BEGIN

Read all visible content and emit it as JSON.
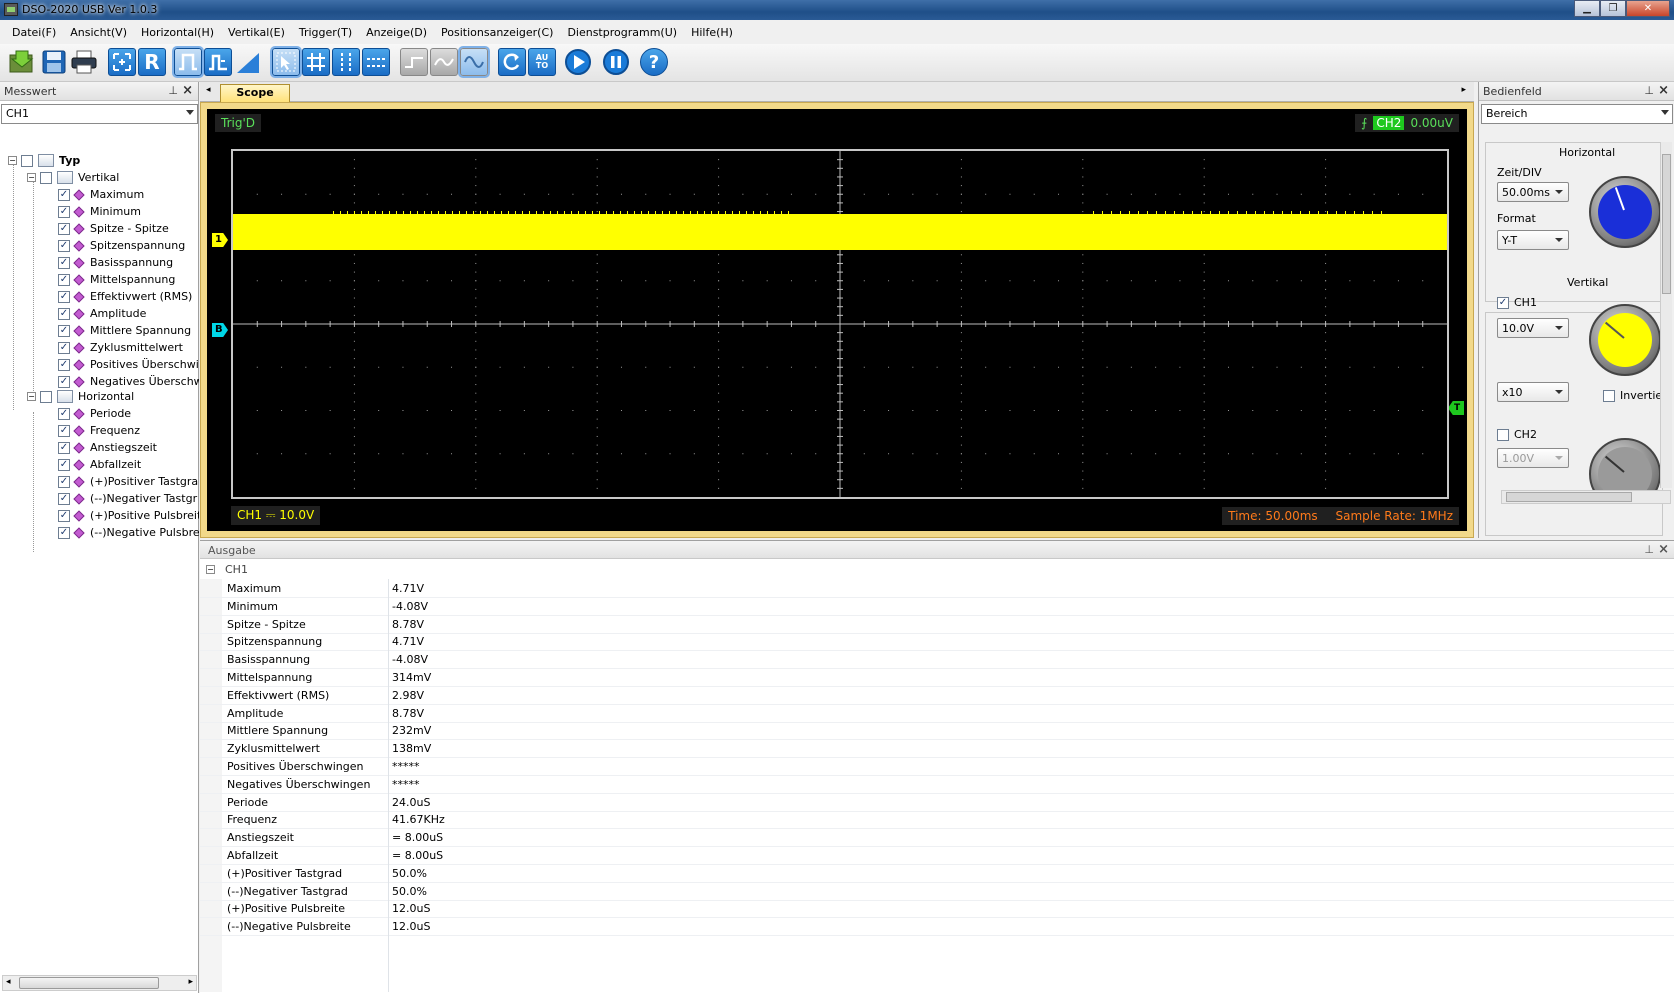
{
  "window": {
    "title": "DSO-2020 USB Ver 1.0.3"
  },
  "menu": [
    "Datei(F)",
    "Ansicht(V)",
    "Horizontal(H)",
    "Vertikal(E)",
    "Trigger(T)",
    "Anzeige(D)",
    "Positionsanzeiger(C)",
    "Dienstprogramm(U)",
    "Hilfe(H)"
  ],
  "toolbar": {
    "r_label": "R",
    "auto_label": "AU TO",
    "help_label": "?"
  },
  "left_panel": {
    "title": "Messwert",
    "channel": "CH1",
    "tree_root": "Typ",
    "vertikal_label": "Vertikal",
    "vertikal_items": [
      "Maximum",
      "Minimum",
      "Spitze - Spitze",
      "Spitzenspannung",
      "Basisspannung",
      "Mittelspannung",
      "Effektivwert (RMS)",
      "Amplitude",
      "Mittlere Spannung",
      "Zyklusmittelwert",
      "Positives Überschwi",
      "Negatives Überschw"
    ],
    "horizontal_label": "Horizontal",
    "horizontal_items": [
      "Periode",
      "Frequenz",
      "Anstiegszeit",
      "Abfallzeit",
      "(+)Positiver Tastgra",
      "(--)Negativer Tastgr",
      "(+)Positive Pulsbreit",
      "(--)Negative Pulsbre"
    ]
  },
  "scope": {
    "tab_label": "Scope",
    "trig_status": "Trig'D",
    "trig_channel": "CH2",
    "trig_level": "0.00uV",
    "ch1_marker": "1",
    "b_marker": "B",
    "t_marker": "T",
    "ch1_readout": "CH1 ⎓ 10.0V",
    "time": "Time: 50.00ms",
    "sample_rate": "Sample Rate: 1MHz",
    "trace_color": "#ffff00"
  },
  "right_panel": {
    "title": "Bedienfeld",
    "mode": "Bereich",
    "horizontal_title": "Horizontal",
    "zeit_label": "Zeit/DIV",
    "zeit_value": "50.00ms",
    "format_label": "Format",
    "format_value": "Y-T",
    "vertikal_title": "Vertikal",
    "ch1_label": "CH1",
    "ch1_checked": true,
    "ch1_volts": "10.0V",
    "ch1_probe": "x10",
    "invert_label": "Invertier",
    "ch2_label": "CH2",
    "ch2_checked": false,
    "ch2_volts": "1.00V",
    "knob_colors": {
      "time": "#1a2fd8",
      "ch1": "#ffff00",
      "ch2": "#9a9a9a"
    }
  },
  "output": {
    "title": "Ausgabe",
    "group": "CH1",
    "rows": [
      {
        "k": "Maximum",
        "v": "4.71V"
      },
      {
        "k": "Minimum",
        "v": "-4.08V"
      },
      {
        "k": "Spitze - Spitze",
        "v": "8.78V"
      },
      {
        "k": "Spitzenspannung",
        "v": "4.71V"
      },
      {
        "k": "Basisspannung",
        "v": "-4.08V"
      },
      {
        "k": "Mittelspannung",
        "v": "314mV"
      },
      {
        "k": "Effektivwert (RMS)",
        "v": "2.98V"
      },
      {
        "k": "Amplitude",
        "v": "8.78V"
      },
      {
        "k": "Mittlere Spannung",
        "v": "232mV"
      },
      {
        "k": "Zyklusmittelwert",
        "v": "138mV"
      },
      {
        "k": "Positives Überschwingen",
        "v": "*****"
      },
      {
        "k": "Negatives Überschwingen",
        "v": "*****"
      },
      {
        "k": "Periode",
        "v": "24.0uS"
      },
      {
        "k": "Frequenz",
        "v": "41.67KHz"
      },
      {
        "k": "Anstiegszeit",
        "v": "= 8.00uS"
      },
      {
        "k": "Abfallzeit",
        "v": "= 8.00uS"
      },
      {
        "k": "(+)Positiver Tastgrad",
        "v": "50.0%"
      },
      {
        "k": "(--)Negativer Tastgrad",
        "v": "50.0%"
      },
      {
        "k": "(+)Positive Pulsbreite",
        "v": "12.0uS"
      },
      {
        "k": "(--)Negative Pulsbreite",
        "v": "12.0uS"
      }
    ]
  }
}
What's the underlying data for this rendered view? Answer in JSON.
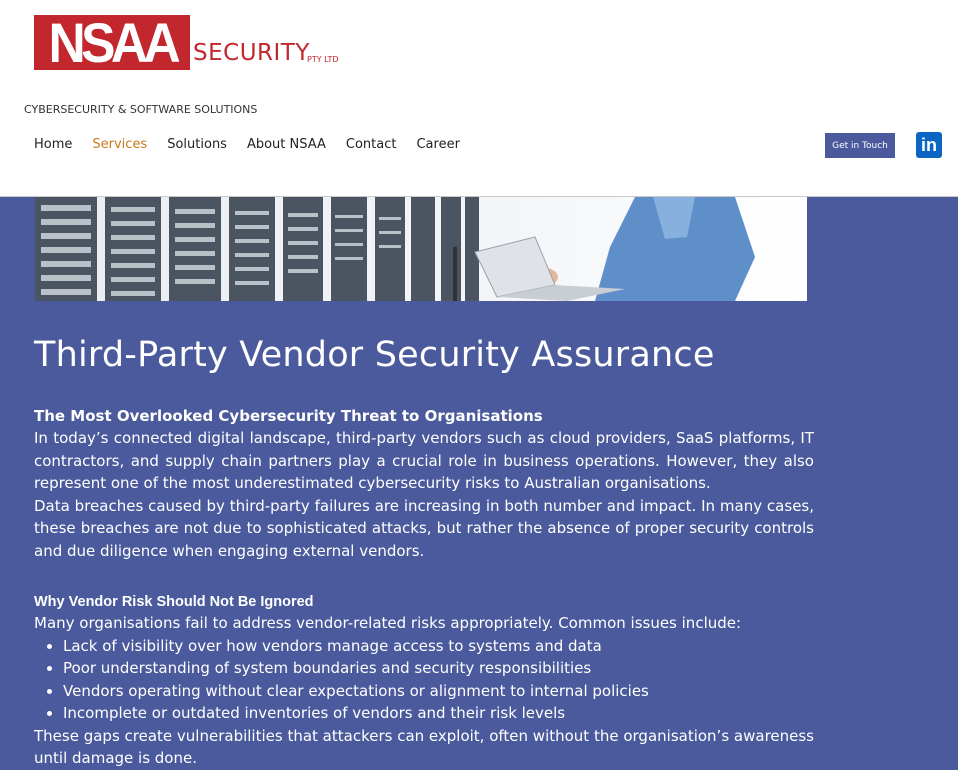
{
  "header": {
    "logo_mark": "NSAA",
    "logo_word": "SECURITY",
    "logo_sub": "PTY LTD",
    "tagline": "CYBERSECURITY & SOFTWARE SOLUTIONS",
    "nav": [
      "Home",
      "Services",
      "Solutions",
      "About NSAA",
      "Contact",
      "Career"
    ],
    "active_nav": "Services",
    "cta_label": "Get in Touch",
    "social_icon": "linkedin-icon",
    "social_glyph": "in"
  },
  "colors": {
    "brand_red": "#c1272d",
    "page_background": "#4a5a9c",
    "nav_active": "#c77a1a",
    "linkedin": "#0a66c2"
  },
  "main": {
    "title": "Third-Party Vendor Security Assurance",
    "section1_heading": "The Most Overlooked Cybersecurity Threat to Organisations",
    "section1_p1": "In today’s connected digital landscape, third-party vendors such as cloud providers, SaaS platforms, IT contractors, and supply chain partners play a crucial role in business operations. However, they also represent one of the most underestimated cybersecurity risks to Australian organisations.",
    "section1_p2": "Data breaches caused by third-party failures are increasing in both number and impact. In many cases, these breaches are not due to sophisticated attacks, but rather the absence of proper security controls and due diligence when engaging external vendors.",
    "section2_heading": "Why Vendor Risk Should Not Be Ignored",
    "section2_intro": "Many organisations fail to address vendor-related risks appropriately. Common issues include:",
    "issues": [
      "Lack of visibility over how vendors manage access to systems and data",
      "Poor understanding of system boundaries and security responsibilities",
      "Vendors operating without clear expectations or alignment to internal policies",
      "Incomplete or outdated inventories of vendors and their risk levels"
    ],
    "section2_outro": "These gaps create vulnerabilities that attackers can exploit, often without the organisation’s awareness until damage is done."
  }
}
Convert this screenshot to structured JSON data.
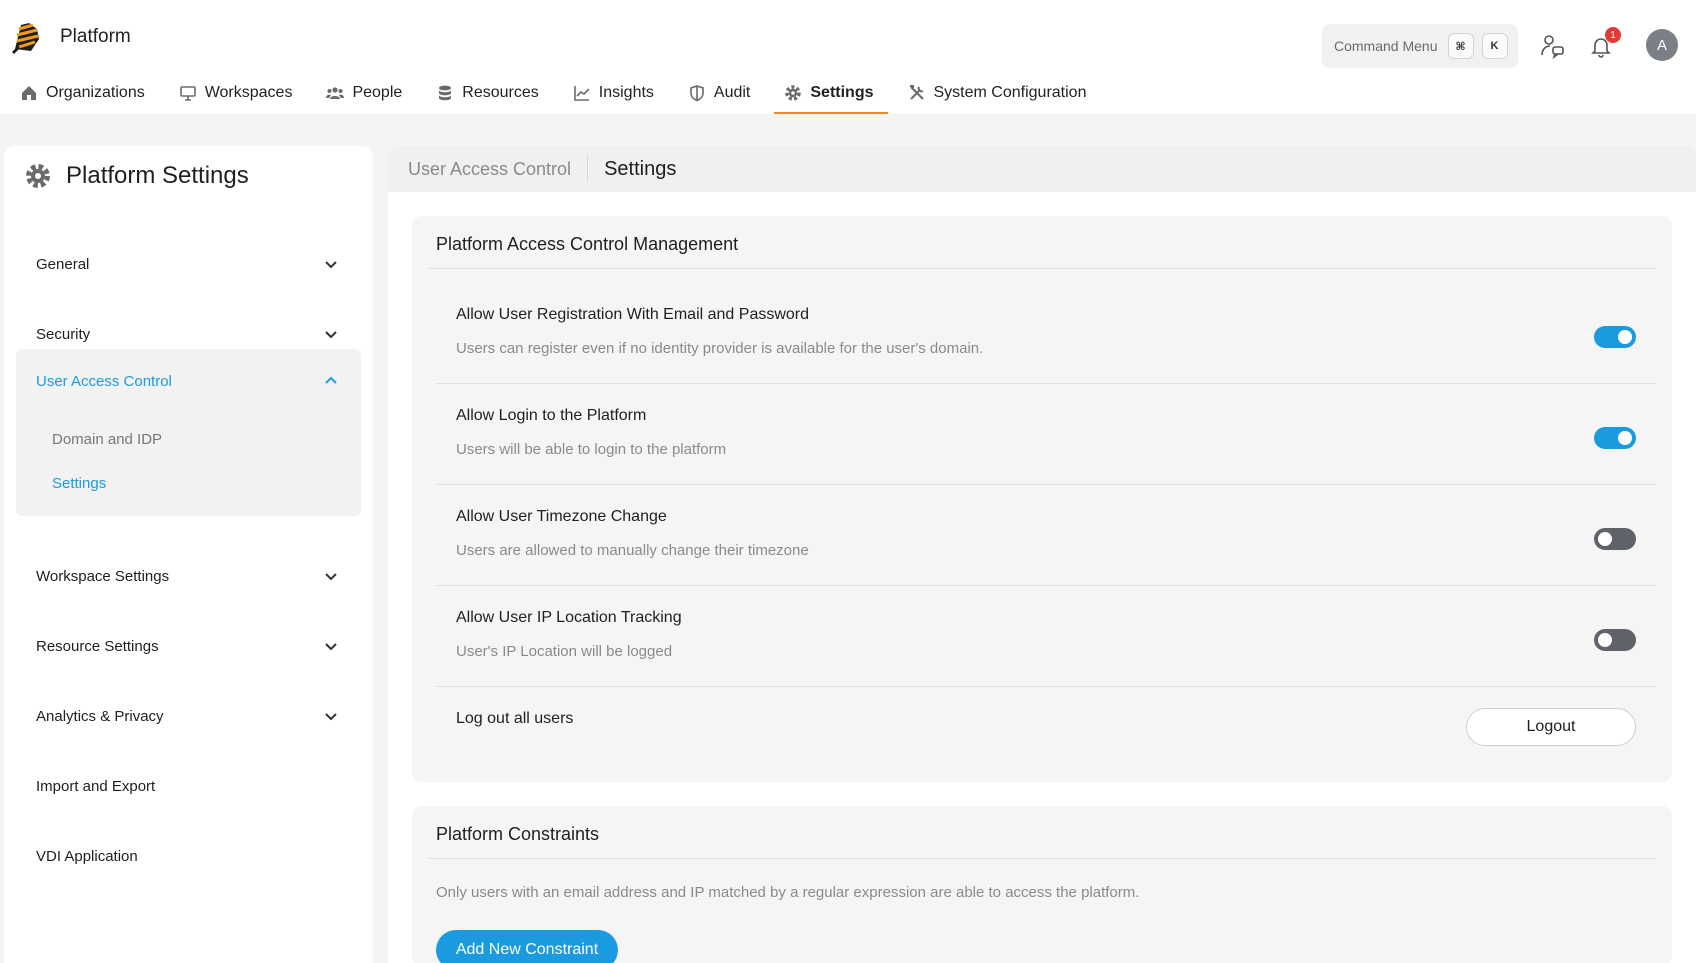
{
  "app": {
    "brand": "Platform"
  },
  "command_menu": {
    "label": "Command Menu",
    "key1": "⌘",
    "key2": "K"
  },
  "notifications": {
    "count": "1"
  },
  "user": {
    "initial": "A"
  },
  "nav": {
    "items": [
      {
        "label": "Organizations",
        "icon": "home-icon"
      },
      {
        "label": "Workspaces",
        "icon": "monitor-icon"
      },
      {
        "label": "People",
        "icon": "people-icon"
      },
      {
        "label": "Resources",
        "icon": "database-icon"
      },
      {
        "label": "Insights",
        "icon": "chart-icon"
      },
      {
        "label": "Audit",
        "icon": "shield-icon"
      },
      {
        "label": "Settings",
        "icon": "gear-icon"
      },
      {
        "label": "System Configuration",
        "icon": "tools-icon"
      }
    ],
    "active": "Settings"
  },
  "sidebar": {
    "title": "Platform Settings",
    "items": [
      {
        "label": "General"
      },
      {
        "label": "Security"
      },
      {
        "label": "User Access Control",
        "expanded": true,
        "children": [
          "Domain and IDP",
          "Settings"
        ]
      },
      {
        "label": "Workspace Settings"
      },
      {
        "label": "Resource Settings"
      },
      {
        "label": "Analytics & Privacy"
      },
      {
        "label": "Import and Export"
      },
      {
        "label": "VDI Application"
      }
    ],
    "active_child": "Settings"
  },
  "breadcrumb": {
    "parent": "User Access Control",
    "current": "Settings"
  },
  "access_card": {
    "title": "Platform Access Control Management",
    "rows": [
      {
        "title": "Allow User Registration With Email and Password",
        "desc": "Users can register even if no identity provider is available for the user's domain.",
        "enabled": true
      },
      {
        "title": "Allow Login to the Platform",
        "desc": "Users will be able to login to the platform",
        "enabled": true
      },
      {
        "title": "Allow User Timezone Change",
        "desc": "Users are allowed to manually change their timezone",
        "enabled": false
      },
      {
        "title": "Allow User IP Location Tracking",
        "desc": "User's IP Location will be logged",
        "enabled": false
      }
    ],
    "logout_row": {
      "title": "Log out all users",
      "button": "Logout"
    }
  },
  "constraints_card": {
    "title": "Platform Constraints",
    "desc": "Only users with an email address and IP matched by a regular expression are able to access the platform.",
    "button": "Add New Constraint"
  },
  "colors": {
    "accent": "#1a9be0",
    "nav_underline": "#f08a24",
    "toggle_off": "#5f6268"
  }
}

END

◆ **WHAT YOU ARE ASKED TO DO**: Report all lines of the data above that include the string "their".

◆ **EXERCISE RESPONSE**:
      "Incomplete or outdated inventories of vendors and their risk levels"
        "desc": "Users are allowed to manually change their timezone",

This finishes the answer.